***** Material provided *****

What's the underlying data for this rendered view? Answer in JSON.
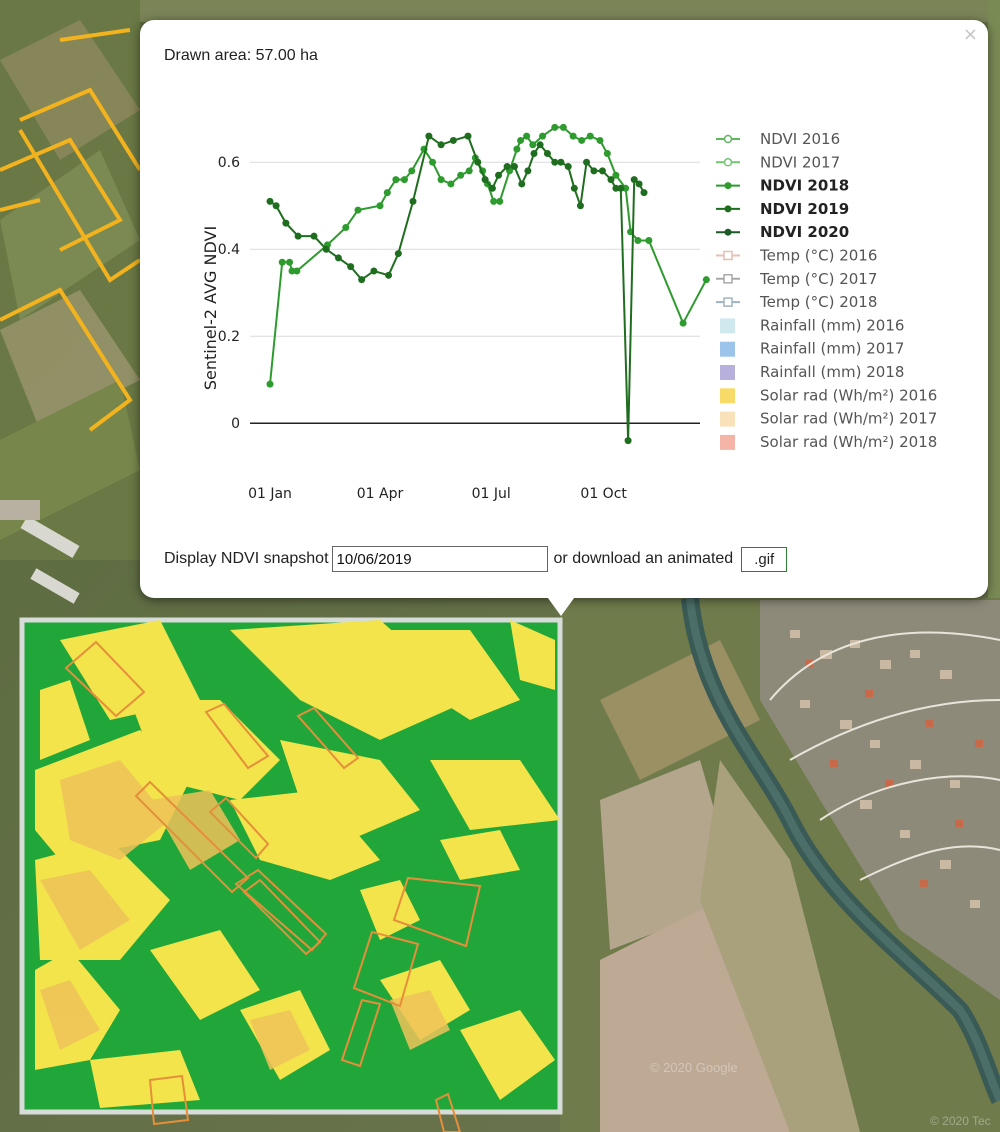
{
  "popup": {
    "drawn_area": "Drawn area: 57.00 ha",
    "close_label": "×",
    "snapshot_label": "Display NDVI snapshot",
    "snapshot_value": "10/06/2019",
    "download_label": "or download an animated",
    "gif_button": ".gif"
  },
  "map": {
    "watermark": "© 2020 Google",
    "watermark2": "© 2020 Tec"
  },
  "chart_data": {
    "type": "line",
    "ylabel": "Sentinel-2 AVG NDVI",
    "xlabel": "",
    "y_ticks": [
      "0",
      "0.2",
      "0.4",
      "0.6"
    ],
    "x_ticks": [
      "01 Jan",
      "01 Apr",
      "01 Jul",
      "01 Oct"
    ],
    "ylim": [
      -0.05,
      0.72
    ],
    "xlim_day_of_year": [
      0,
      360
    ],
    "grid": true,
    "legend_position": "right",
    "legend": [
      {
        "label": "NDVI 2016",
        "color": "#5fb85f",
        "marker": "open-circle",
        "bold": false
      },
      {
        "label": "NDVI 2017",
        "color": "#74c374",
        "marker": "open-circle",
        "bold": false
      },
      {
        "label": "NDVI 2018",
        "color": "#2e9b2e",
        "marker": "dot",
        "bold": true
      },
      {
        "label": "NDVI 2019",
        "color": "#1f6e1f",
        "marker": "dot",
        "bold": true
      },
      {
        "label": "NDVI 2020",
        "color": "#1a5a24",
        "marker": "dot",
        "bold": true
      },
      {
        "label": "Temp (°C) 2016",
        "color": "#e4c1b0",
        "marker": "x",
        "bold": false
      },
      {
        "label": "Temp (°C) 2017",
        "color": "#a8a8a8",
        "marker": "x",
        "bold": false
      },
      {
        "label": "Temp (°C) 2018",
        "color": "#9fb3bf",
        "marker": "x",
        "bold": false
      },
      {
        "label": "Rainfall (mm) 2016",
        "color": "#cfe9ef",
        "marker": "square",
        "bold": false
      },
      {
        "label": "Rainfall (mm) 2017",
        "color": "#9cc4ea",
        "marker": "square",
        "bold": false
      },
      {
        "label": "Rainfall (mm) 2018",
        "color": "#b7b0dc",
        "marker": "square",
        "bold": false
      },
      {
        "label": "Solar rad (Wh/m²) 2016",
        "color": "#f8db66",
        "marker": "square",
        "bold": false
      },
      {
        "label": "Solar rad (Wh/m²) 2017",
        "color": "#f9e1ba",
        "marker": "square",
        "bold": false
      },
      {
        "label": "Solar rad (Wh/m²) 2018",
        "color": "#f4b4a8",
        "marker": "square",
        "bold": false
      }
    ],
    "series": [
      {
        "name": "NDVI 2018",
        "color": "#2e9b2e",
        "x": [
          "01 Jan",
          "11 Jan",
          "17 Jan",
          "19 Jan",
          "23 Jan",
          "17 Feb",
          "04 Mar",
          "14 Mar",
          "01 Apr",
          "07 Apr",
          "14 Apr",
          "21 Apr",
          "27 Apr",
          "07 May",
          "14 May",
          "21 May",
          "29 May",
          "06 Jun",
          "13 Jun",
          "18 Jun",
          "24 Jun",
          "28 Jun",
          "03 Jul",
          "08 Jul",
          "16 Jul",
          "22 Jul",
          "25 Jul",
          "30 Jul",
          "04 Aug",
          "12 Aug",
          "22 Aug",
          "29 Aug",
          "06 Sep",
          "13 Sep",
          "20 Sep",
          "28 Sep",
          "04 Oct",
          "11 Oct",
          "19 Oct",
          "23 Oct",
          "29 Oct",
          "07 Nov",
          "05 Dec",
          "24 Dec"
        ],
        "y": [
          0.09,
          0.37,
          0.37,
          0.35,
          0.35,
          0.41,
          0.45,
          0.49,
          0.5,
          0.53,
          0.56,
          0.56,
          0.58,
          0.63,
          0.6,
          0.56,
          0.55,
          0.57,
          0.58,
          0.61,
          0.58,
          0.55,
          0.51,
          0.51,
          0.58,
          0.63,
          0.65,
          0.66,
          0.64,
          0.66,
          0.68,
          0.68,
          0.66,
          0.65,
          0.66,
          0.65,
          0.62,
          0.57,
          0.54,
          0.44,
          0.42,
          0.42,
          0.23,
          0.33
        ]
      },
      {
        "name": "NDVI 2019",
        "color": "#1f6e1f",
        "x": [
          "01 Jan",
          "06 Jan",
          "14 Jan",
          "24 Jan",
          "06 Feb",
          "16 Feb",
          "26 Feb",
          "08 Mar",
          "17 Mar",
          "27 Mar",
          "08 Apr",
          "16 Apr",
          "28 Apr",
          "11 May",
          "21 May",
          "31 May",
          "12 Jun",
          "20 Jun",
          "26 Jun",
          "02 Jul",
          "07 Jul",
          "14 Jul",
          "20 Jul",
          "26 Jul",
          "31 Jul",
          "05 Aug",
          "10 Aug",
          "16 Aug",
          "22 Aug",
          "27 Aug",
          "02 Sep",
          "07 Sep",
          "12 Sep",
          "17 Sep",
          "23 Sep",
          "30 Sep",
          "07 Oct",
          "11 Oct",
          "15 Oct",
          "21 Oct",
          "26 Oct",
          "30 Oct",
          "03 Nov"
        ],
        "y": [
          0.51,
          0.5,
          0.46,
          0.43,
          0.43,
          0.4,
          0.38,
          0.36,
          0.33,
          0.35,
          0.34,
          0.39,
          0.51,
          0.66,
          0.64,
          0.65,
          0.66,
          0.6,
          0.56,
          0.54,
          0.57,
          0.59,
          0.59,
          0.55,
          0.58,
          0.62,
          0.64,
          0.62,
          0.6,
          0.6,
          0.59,
          0.54,
          0.5,
          0.6,
          0.58,
          0.58,
          0.56,
          0.54,
          0.54,
          -0.04,
          0.56,
          0.55,
          0.53
        ]
      }
    ]
  }
}
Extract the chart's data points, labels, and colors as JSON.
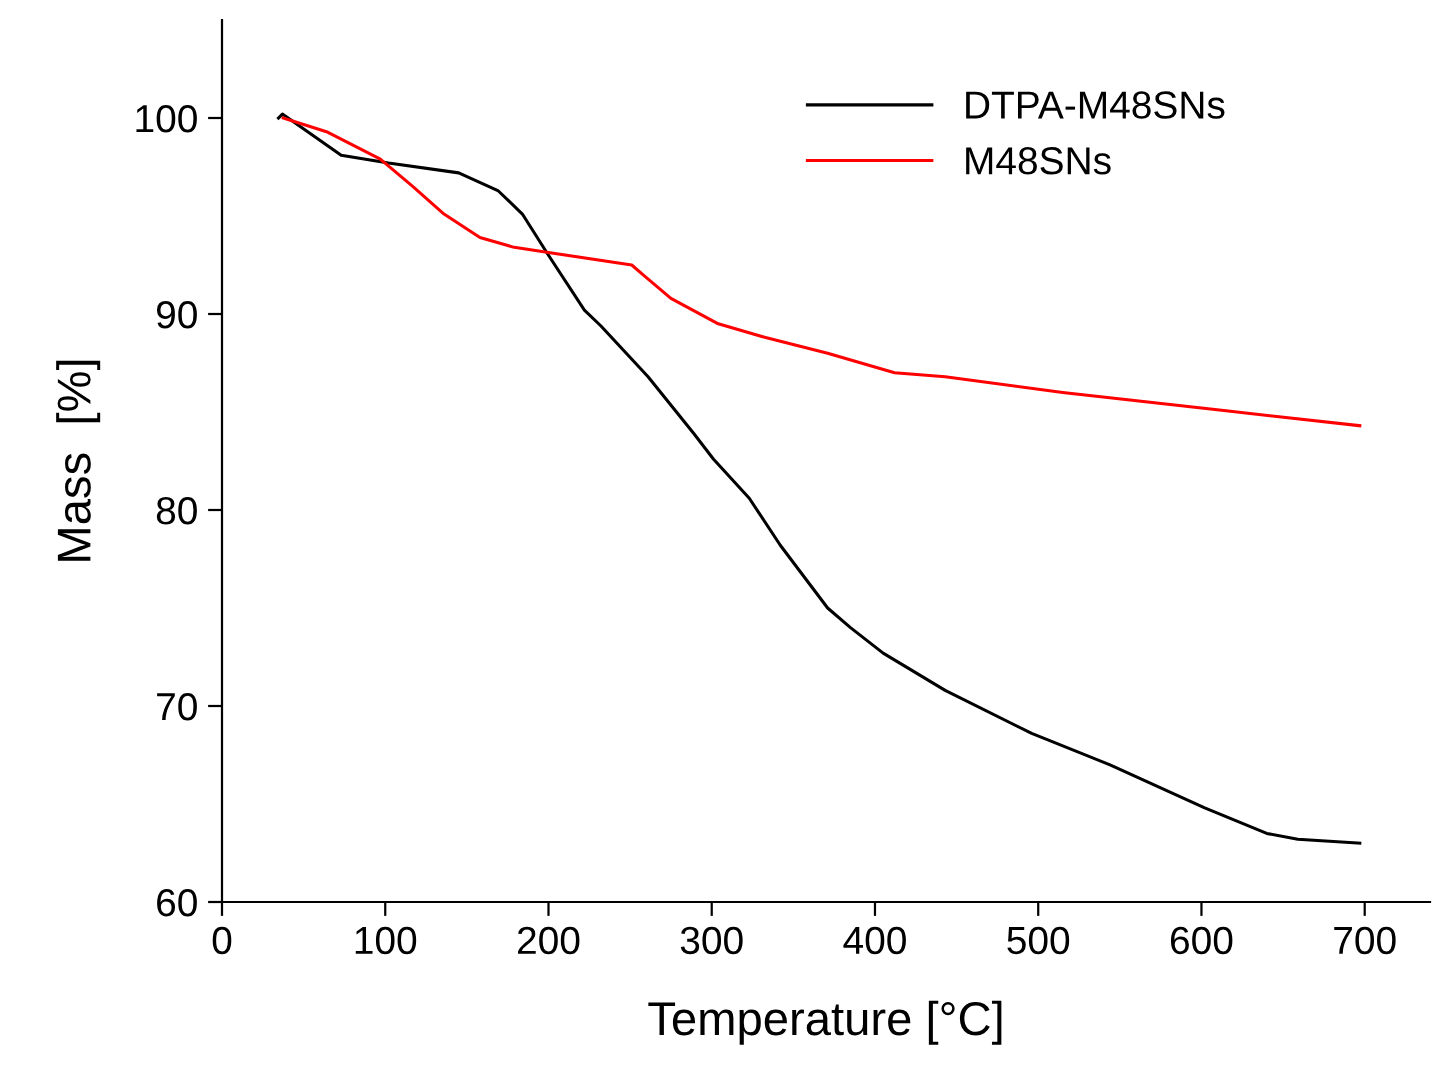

*****

Return to the listing above and set it down exactly, leaving out its pictures.

What's the underlying data for this rendered view? Answer in JSON.
{
  "popup": {
    "drawn_area": "Drawn area: 57.00 ha",
    "close_label": "×",
    "snapshot_label": "Display NDVI snapshot",
    "snapshot_value": "10/06/2019",
    "download_label": "or download an animated",
    "gif_button": ".gif"
  },
  "map": {
    "watermark": "© 2020 Google",
    "watermark2": "© 2020 Tec"
  },
  "chart_data": {
    "type": "line",
    "ylabel": "Sentinel-2 AVG NDVI",
    "xlabel": "",
    "y_ticks": [
      "0",
      "0.2",
      "0.4",
      "0.6"
    ],
    "x_ticks": [
      "01 Jan",
      "01 Apr",
      "01 Jul",
      "01 Oct"
    ],
    "ylim": [
      -0.05,
      0.72
    ],
    "xlim_day_of_year": [
      0,
      360
    ],
    "grid": true,
    "legend_position": "right",
    "legend": [
      {
        "label": "NDVI 2016",
        "color": "#5fb85f",
        "marker": "open-circle",
        "bold": false
      },
      {
        "label": "NDVI 2017",
        "color": "#74c374",
        "marker": "open-circle",
        "bold": false
      },
      {
        "label": "NDVI 2018",
        "color": "#2e9b2e",
        "marker": "dot",
        "bold": true
      },
      {
        "label": "NDVI 2019",
        "color": "#1f6e1f",
        "marker": "dot",
        "bold": true
      },
      {
        "label": "NDVI 2020",
        "color": "#1a5a24",
        "marker": "dot",
        "bold": true
      },
      {
        "label": "Temp (°C) 2016",
        "color": "#e4c1b0",
        "marker": "x",
        "bold": false
      },
      {
        "label": "Temp (°C) 2017",
        "color": "#a8a8a8",
        "marker": "x",
        "bold": false
      },
      {
        "label": "Temp (°C) 2018",
        "color": "#9fb3bf",
        "marker": "x",
        "bold": false
      },
      {
        "label": "Rainfall (mm) 2016",
        "color": "#cfe9ef",
        "marker": "square",
        "bold": false
      },
      {
        "label": "Rainfall (mm) 2017",
        "color": "#9cc4ea",
        "marker": "square",
        "bold": false
      },
      {
        "label": "Rainfall (mm) 2018",
        "color": "#b7b0dc",
        "marker": "square",
        "bold": false
      },
      {
        "label": "Solar rad (Wh/m²) 2016",
        "color": "#f8db66",
        "marker": "square",
        "bold": false
      },
      {
        "label": "Solar rad (Wh/m²) 2017",
        "color": "#f9e1ba",
        "marker": "square",
        "bold": false
      },
      {
        "label": "Solar rad (Wh/m²) 2018",
        "color": "#f4b4a8",
        "marker": "square",
        "bold": false
      }
    ],
    "series": [
      {
        "name": "NDVI 2018",
        "color": "#2e9b2e",
        "x": [
          "01 Jan",
          "11 Jan",
          "17 Jan",
          "19 Jan",
          "23 Jan",
          "17 Feb",
          "04 Mar",
          "14 Mar",
          "01 Apr",
          "07 Apr",
          "14 Apr",
          "21 Apr",
          "27 Apr",
          "07 May",
          "14 May",
          "21 May",
          "29 May",
          "06 Jun",
          "13 Jun",
          "18 Jun",
          "24 Jun",
          "28 Jun",
          "03 Jul",
          "08 Jul",
          "16 Jul",
          "22 Jul",
          "25 Jul",
          "30 Jul",
          "04 Aug",
          "12 Aug",
          "22 Aug",
          "29 Aug",
          "06 Sep",
          "13 Sep",
          "20 Sep",
          "28 Sep",
          "04 Oct",
          "11 Oct",
          "19 Oct",
          "23 Oct",
          "29 Oct",
          "07 Nov",
          "05 Dec",
          "24 Dec"
        ],
        "y": [
          0.09,
          0.37,
          0.37,
          0.35,
          0.35,
          0.41,
          0.45,
          0.49,
          0.5,
          0.53,
          0.56,
          0.56,
          0.58,
          0.63,
          0.6,
          0.56,
          0.55,
          0.57,
          0.58,
          0.61,
          0.58,
          0.55,
          0.51,
          0.51,
          0.58,
          0.63,
          0.65,
          0.66,
          0.64,
          0.66,
          0.68,
          0.68,
          0.66,
          0.65,
          0.66,
          0.65,
          0.62,
          0.57,
          0.54,
          0.44,
          0.42,
          0.42,
          0.23,
          0.33
        ]
      },
      {
        "name": "NDVI 2019",
        "color": "#1f6e1f",
        "x": [
          "01 Jan",
          "06 Jan",
          "14 Jan",
          "24 Jan",
          "06 Feb",
          "16 Feb",
          "26 Feb",
          "08 Mar",
          "17 Mar",
          "27 Mar",
          "08 Apr",
          "16 Apr",
          "28 Apr",
          "11 May",
          "21 May",
          "31 May",
          "12 Jun",
          "20 Jun",
          "26 Jun",
          "02 Jul",
          "07 Jul",
          "14 Jul",
          "20 Jul",
          "26 Jul",
          "31 Jul",
          "05 Aug",
          "10 Aug",
          "16 Aug",
          "22 Aug",
          "27 Aug",
          "02 Sep",
          "07 Sep",
          "12 Sep",
          "17 Sep",
          "23 Sep",
          "30 Sep",
          "07 Oct",
          "11 Oct",
          "15 Oct",
          "21 Oct",
          "26 Oct",
          "30 Oct",
          "03 Nov"
        ],
        "y": [
          0.51,
          0.5,
          0.46,
          0.43,
          0.43,
          0.4,
          0.38,
          0.36,
          0.33,
          0.35,
          0.34,
          0.39,
          0.51,
          0.66,
          0.64,
          0.65,
          0.66,
          0.6,
          0.56,
          0.54,
          0.57,
          0.59,
          0.59,
          0.55,
          0.58,
          0.62,
          0.64,
          0.62,
          0.6,
          0.6,
          0.59,
          0.54,
          0.5,
          0.6,
          0.58,
          0.58,
          0.56,
          0.54,
          0.54,
          -0.04,
          0.56,
          0.55,
          0.53
        ]
      }
    ]
  }
}
Extract the chart's data points, labels, and colors as JSON.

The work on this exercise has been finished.